## [What you are asked to do]
Reproduce every line of the records below verbatim.

* START *

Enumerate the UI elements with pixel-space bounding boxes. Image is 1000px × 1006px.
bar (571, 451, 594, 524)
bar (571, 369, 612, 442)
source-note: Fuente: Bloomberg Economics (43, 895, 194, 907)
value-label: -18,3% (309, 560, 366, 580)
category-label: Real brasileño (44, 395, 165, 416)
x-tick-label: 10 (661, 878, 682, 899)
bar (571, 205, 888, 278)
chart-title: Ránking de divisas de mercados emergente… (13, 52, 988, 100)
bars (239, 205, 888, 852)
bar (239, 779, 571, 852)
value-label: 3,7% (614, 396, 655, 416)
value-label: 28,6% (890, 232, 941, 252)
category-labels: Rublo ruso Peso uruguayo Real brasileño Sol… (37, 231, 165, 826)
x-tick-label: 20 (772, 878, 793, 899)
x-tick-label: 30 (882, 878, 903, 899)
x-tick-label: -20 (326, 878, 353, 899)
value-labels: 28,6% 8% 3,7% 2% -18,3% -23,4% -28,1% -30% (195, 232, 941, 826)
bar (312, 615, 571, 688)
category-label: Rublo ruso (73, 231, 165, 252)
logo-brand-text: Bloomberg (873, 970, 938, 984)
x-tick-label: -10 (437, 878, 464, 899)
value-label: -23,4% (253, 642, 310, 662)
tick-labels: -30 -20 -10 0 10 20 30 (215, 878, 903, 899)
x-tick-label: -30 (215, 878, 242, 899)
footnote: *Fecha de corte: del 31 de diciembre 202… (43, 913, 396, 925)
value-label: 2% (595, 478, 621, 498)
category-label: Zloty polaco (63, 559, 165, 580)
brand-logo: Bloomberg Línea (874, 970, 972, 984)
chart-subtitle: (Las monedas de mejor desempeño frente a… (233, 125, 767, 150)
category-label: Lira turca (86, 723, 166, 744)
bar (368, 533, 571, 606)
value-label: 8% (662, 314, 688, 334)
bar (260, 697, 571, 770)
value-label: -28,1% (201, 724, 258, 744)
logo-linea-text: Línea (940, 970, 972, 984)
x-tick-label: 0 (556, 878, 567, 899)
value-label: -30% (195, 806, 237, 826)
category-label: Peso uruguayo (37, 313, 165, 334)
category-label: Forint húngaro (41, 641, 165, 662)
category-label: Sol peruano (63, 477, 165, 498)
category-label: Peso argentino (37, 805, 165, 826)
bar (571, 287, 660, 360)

* END *

## [Finished exercise]
Enumerate the UI elements with pixel-space bounding boxes. Image is 1000px × 1006px.
bar (571, 451, 594, 524)
bar (571, 369, 612, 442)
source-note: Fuente: Bloomberg Economics (43, 895, 194, 907)
value-label: -18,3% (309, 560, 366, 580)
category-label: Real brasileño (44, 395, 165, 416)
x-tick-label: 10 (661, 878, 682, 899)
bar (571, 205, 888, 278)
chart-title: Ránking de divisas de mercados emergente… (13, 52, 988, 100)
bars (239, 205, 888, 852)
bar (239, 779, 571, 852)
value-label: 3,7% (614, 396, 655, 416)
value-label: 28,6% (890, 232, 941, 252)
category-labels: Rublo ruso Peso uruguayo Real brasileño Sol… (37, 231, 165, 826)
x-tick-label: 20 (772, 878, 793, 899)
x-tick-label: 30 (882, 878, 903, 899)
x-tick-label: -20 (326, 878, 353, 899)
value-labels: 28,6% 8% 3,7% 2% -18,3% -23,4% -28,1% -30% (195, 232, 941, 826)
bar (312, 615, 571, 688)
category-label: Rublo ruso (73, 231, 165, 252)
logo-brand-text: Bloomberg (873, 970, 938, 984)
x-tick-label: -10 (437, 878, 464, 899)
value-label: -23,4% (253, 642, 310, 662)
tick-labels: -30 -20 -10 0 10 20 30 (215, 878, 903, 899)
x-tick-label: -30 (215, 878, 242, 899)
footnote: *Fecha de corte: del 31 de diciembre 202… (43, 913, 396, 925)
value-label: 2% (595, 478, 621, 498)
category-label: Zloty polaco (63, 559, 165, 580)
brand-logo: Bloomberg Línea (874, 970, 972, 984)
chart-subtitle: (Las monedas de mejor desempeño frente a… (233, 125, 767, 150)
category-label: Lira turca (86, 723, 166, 744)
bar (368, 533, 571, 606)
value-label: 8% (662, 314, 688, 334)
bar (260, 697, 571, 770)
value-label: -28,1% (201, 724, 258, 744)
logo-linea-text: Línea (940, 970, 972, 984)
x-tick-label: 0 (556, 878, 567, 899)
value-label: -30% (195, 806, 237, 826)
category-label: Peso uruguayo (37, 313, 165, 334)
category-label: Forint húngaro (41, 641, 165, 662)
category-label: Sol peruano (63, 477, 165, 498)
category-label: Peso argentino (37, 805, 165, 826)
bar (571, 287, 660, 360)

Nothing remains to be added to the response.